**Work to do:** Set down every entry again word for word, please, but skip the pictures.
>> start Given records
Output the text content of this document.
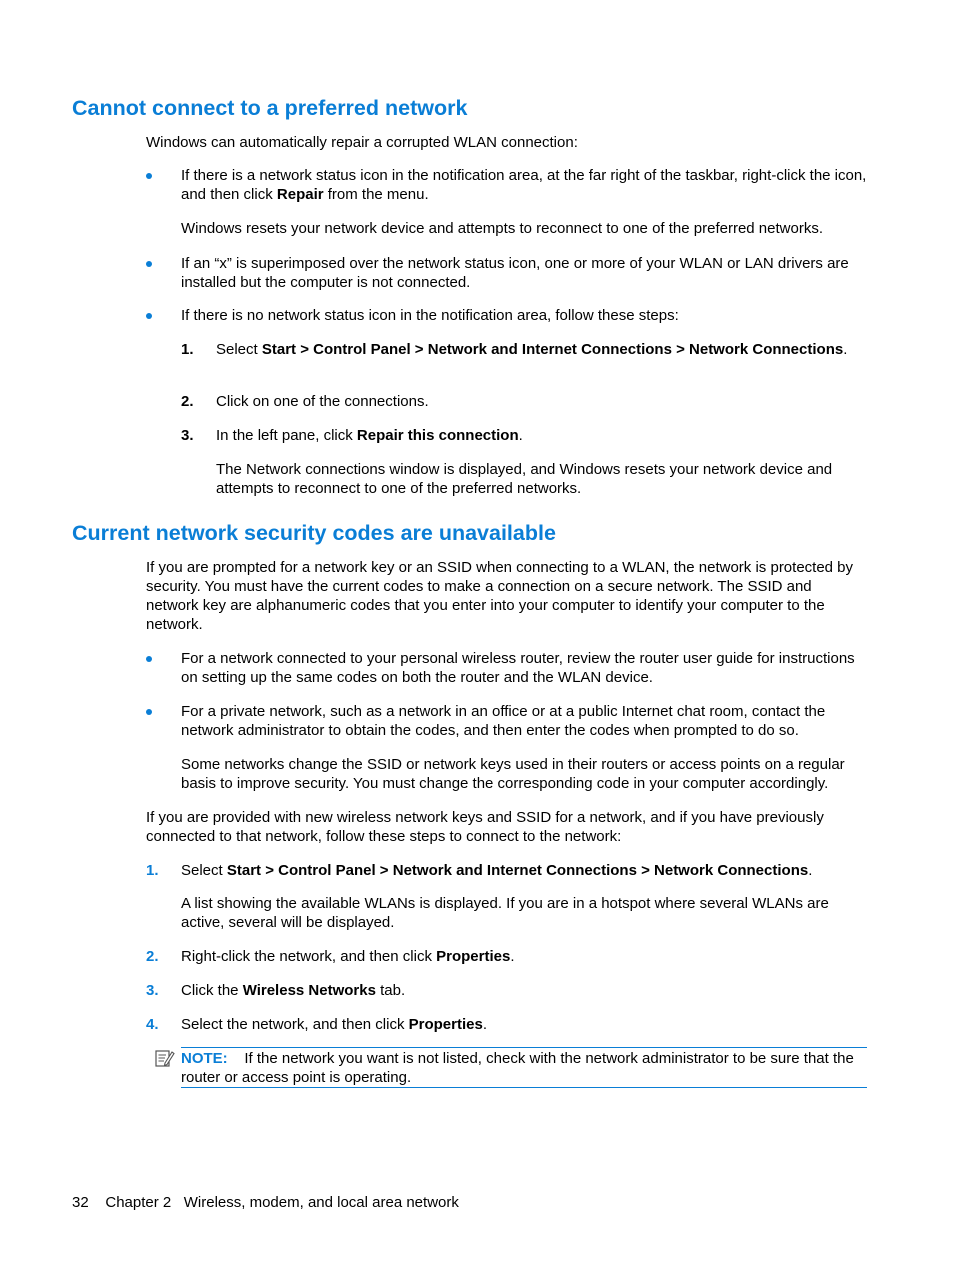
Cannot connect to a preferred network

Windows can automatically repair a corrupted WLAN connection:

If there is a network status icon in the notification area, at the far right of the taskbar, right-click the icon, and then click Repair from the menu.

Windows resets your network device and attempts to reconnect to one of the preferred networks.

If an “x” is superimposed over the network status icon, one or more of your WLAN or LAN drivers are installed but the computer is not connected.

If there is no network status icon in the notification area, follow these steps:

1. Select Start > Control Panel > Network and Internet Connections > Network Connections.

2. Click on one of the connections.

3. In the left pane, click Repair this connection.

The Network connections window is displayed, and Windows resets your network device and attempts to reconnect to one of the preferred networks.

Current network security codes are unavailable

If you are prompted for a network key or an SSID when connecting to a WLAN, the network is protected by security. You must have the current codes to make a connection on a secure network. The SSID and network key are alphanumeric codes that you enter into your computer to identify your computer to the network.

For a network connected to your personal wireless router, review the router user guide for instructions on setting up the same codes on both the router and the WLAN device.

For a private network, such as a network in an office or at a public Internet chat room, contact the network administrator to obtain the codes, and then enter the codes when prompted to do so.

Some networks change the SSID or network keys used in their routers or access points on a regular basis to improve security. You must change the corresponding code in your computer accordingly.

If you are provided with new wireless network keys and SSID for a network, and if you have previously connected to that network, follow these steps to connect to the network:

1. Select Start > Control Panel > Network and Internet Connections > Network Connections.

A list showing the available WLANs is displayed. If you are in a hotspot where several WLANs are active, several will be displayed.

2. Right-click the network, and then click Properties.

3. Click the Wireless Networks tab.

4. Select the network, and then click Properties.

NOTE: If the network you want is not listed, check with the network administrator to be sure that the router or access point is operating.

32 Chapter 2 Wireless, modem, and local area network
>> end Given records
**Answer to the problem:**
Output the text content of this document.
Cannot connect to a preferred network

Windows can automatically repair a corrupted WLAN connection:

If there is a network status icon in the notification area, at the far right of the taskbar, right-click the icon, and then click Repair from the menu.

Windows resets your network device and attempts to reconnect to one of the preferred networks.

If an “x” is superimposed over the network status icon, one or more of your WLAN or LAN drivers are installed but the computer is not connected.

If there is no network status icon in the notification area, follow these steps:

1. Select Start > Control Panel > Network and Internet Connections > Network Connections.

2. Click on one of the connections.

3. In the left pane, click Repair this connection.

The Network connections window is displayed, and Windows resets your network device and attempts to reconnect to one of the preferred networks.

Current network security codes are unavailable

If you are prompted for a network key or an SSID when connecting to a WLAN, the network is protected by security. You must have the current codes to make a connection on a secure network. The SSID and network key are alphanumeric codes that you enter into your computer to identify your computer to the network.

For a network connected to your personal wireless router, review the router user guide for instructions on setting up the same codes on both the router and the WLAN device.

For a private network, such as a network in an office or at a public Internet chat room, contact the network administrator to obtain the codes, and then enter the codes when prompted to do so.

Some networks change the SSID or network keys used in their routers or access points on a regular basis to improve security. You must change the corresponding code in your computer accordingly.

If you are provided with new wireless network keys and SSID for a network, and if you have previously connected to that network, follow these steps to connect to the network:

1. Select Start > Control Panel > Network and Internet Connections > Network Connections.

A list showing the available WLANs is displayed. If you are in a hotspot where several WLANs are active, several will be displayed.

2. Right-click the network, and then click Properties.

3. Click the Wireless Networks tab.

4. Select the network, and then click Properties.

NOTE: If the network you want is not listed, check with the network administrator to be sure that the router or access point is operating.

32 Chapter 2 Wireless, modem, and local area network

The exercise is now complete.